--- SUPPLIED RECORDS ---

┌────────

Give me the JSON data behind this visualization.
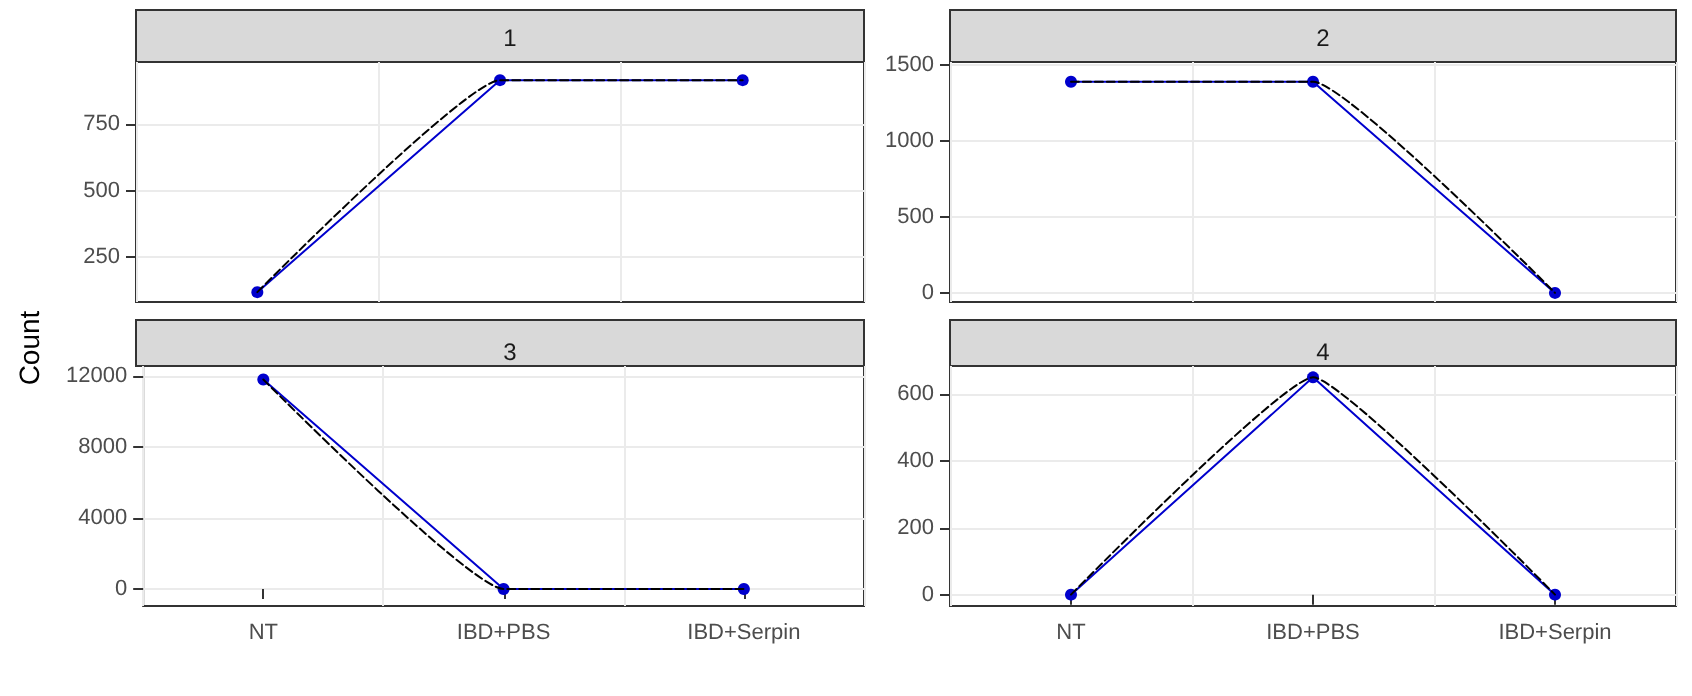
{
  "chart_data": [
    {
      "type": "line",
      "title": "1",
      "ylabel": "Count",
      "categories": [
        null,
        null,
        null
      ],
      "ylim": [
        83,
        983
      ],
      "yticks": [
        250,
        500,
        750
      ],
      "grid": true,
      "tick_labels": "y",
      "series": [
        {
          "color": "#0000cd",
          "values": [
            120,
            915,
            915
          ],
          "marker": "circle",
          "line_style": "solid"
        },
        {
          "color": "#000000",
          "values": [
            120,
            915,
            915
          ],
          "marker": "none",
          "line_style": "dashed"
        }
      ]
    },
    {
      "type": "line",
      "title": "2",
      "categories": [
        null,
        null,
        null
      ],
      "ylim": [
        -60,
        1520
      ],
      "yticks": [
        0,
        500,
        1000,
        1500
      ],
      "grid": true,
      "tick_labels": "y",
      "series": [
        {
          "color": "#0000cd",
          "values": [
            1390,
            1390,
            0
          ],
          "marker": "circle",
          "line_style": "solid"
        },
        {
          "color": "#000000",
          "values": [
            1390,
            1390,
            0
          ],
          "marker": "none",
          "line_style": "dashed"
        }
      ]
    },
    {
      "type": "line",
      "title": "3",
      "categories": [
        "NT",
        "IBD+PBS",
        "IBD+Serpin"
      ],
      "ylim": [
        -960,
        12560
      ],
      "yticks": [
        0,
        4000,
        8000,
        12000
      ],
      "grid": true,
      "series": [
        {
          "color": "#0000cd",
          "values": [
            11800,
            0,
            0
          ],
          "marker": "circle",
          "line_style": "solid"
        },
        {
          "color": "#000000",
          "values": [
            11800,
            0,
            0
          ],
          "marker": "none",
          "line_style": "dashed"
        }
      ]
    },
    {
      "type": "line",
      "title": "4",
      "categories": [
        "NT",
        "IBD+PBS",
        "IBD+Serpin"
      ],
      "ylim": [
        -34,
        684
      ],
      "yticks": [
        0,
        200,
        400,
        600
      ],
      "grid": true,
      "series": [
        {
          "color": "#0000cd",
          "values": [
            0,
            650,
            0
          ],
          "marker": "circle",
          "line_style": "solid"
        },
        {
          "color": "#000000",
          "values": [
            0,
            650,
            0
          ],
          "marker": "none",
          "line_style": "dashed"
        }
      ]
    }
  ]
}
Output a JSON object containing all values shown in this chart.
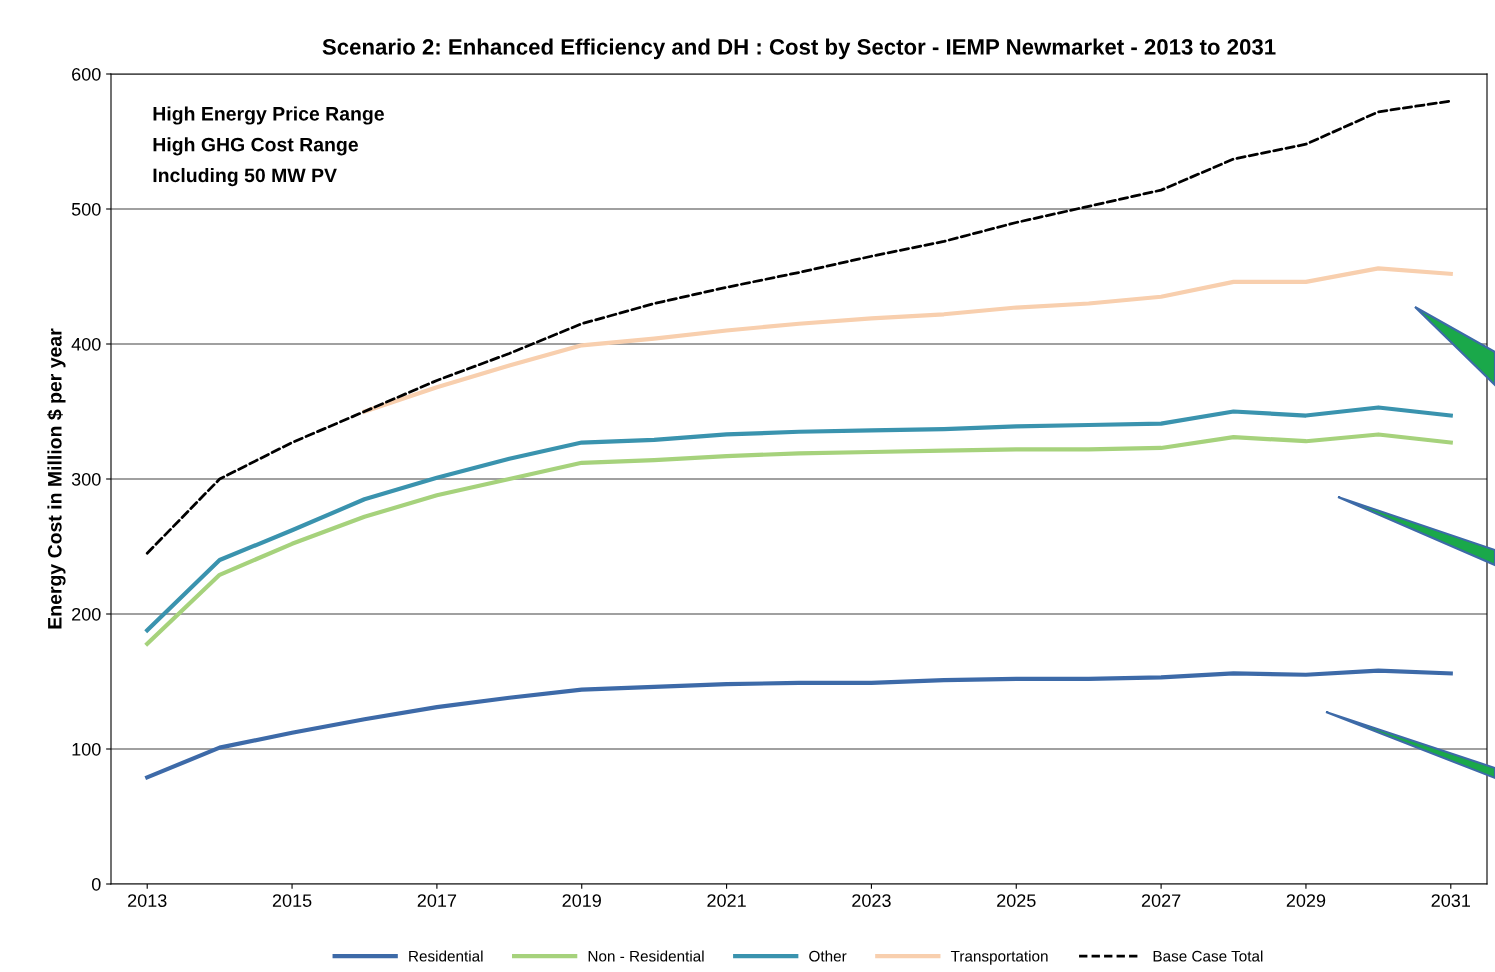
{
  "chart_data": {
    "type": "line",
    "title": "Scenario 2: Enhanced Efficiency and DH : Cost by Sector - IEMP Newmarket - 2013 to 2031",
    "ylabel": "Energy Cost in Million $ per year",
    "x": [
      2013,
      2014,
      2015,
      2016,
      2017,
      2018,
      2019,
      2020,
      2021,
      2022,
      2023,
      2024,
      2025,
      2026,
      2027,
      2028,
      2029,
      2030,
      2031
    ],
    "series": [
      {
        "name": "Residential",
        "color": "#3d6aa8",
        "values": [
          79,
          101,
          112,
          122,
          131,
          138,
          144,
          146,
          148,
          149,
          149,
          151,
          152,
          152,
          153,
          156,
          155,
          158,
          156
        ]
      },
      {
        "name": "Non - Residential",
        "color": "#a6d27c",
        "values": [
          178,
          229,
          252,
          272,
          288,
          300,
          312,
          314,
          317,
          319,
          320,
          321,
          322,
          322,
          323,
          331,
          328,
          333,
          327
        ]
      },
      {
        "name": "Other",
        "color": "#3a93ae",
        "values": [
          188,
          240,
          262,
          285,
          301,
          315,
          327,
          329,
          333,
          335,
          336,
          337,
          339,
          340,
          341,
          350,
          347,
          353,
          347
        ]
      },
      {
        "name": "Transportation",
        "color": "#f8cfae",
        "values": [
          null,
          null,
          null,
          350,
          368,
          384,
          399,
          404,
          410,
          415,
          419,
          422,
          427,
          430,
          435,
          446,
          446,
          456,
          452
        ]
      },
      {
        "name": "Base Case Total",
        "color": "#000000",
        "line_style": "dashed",
        "values": [
          245,
          300,
          327,
          350,
          373,
          393,
          415,
          430,
          442,
          453,
          465,
          476,
          490,
          502,
          514,
          537,
          548,
          572,
          580
        ]
      }
    ],
    "annotations": [
      "High Energy Price Range",
      "High GHG Cost Range",
      "Including 50 MW PV"
    ],
    "xlim": [
      2012.5,
      2031.5
    ],
    "xticks": [
      2013,
      2015,
      2017,
      2019,
      2021,
      2023,
      2025,
      2027,
      2029,
      2031
    ],
    "ylim": [
      0,
      600
    ],
    "yticks": [
      0,
      100,
      200,
      300,
      400,
      500,
      600
    ],
    "grid": "y",
    "legend": "bottom",
    "line_style": "solid",
    "marker": "none"
  }
}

└────────

--- THE REQUEST ---
Go over the records above and tally the lines with the word "name" in them. Give the number alone.

--- EXERCISE RESPONSE ---
5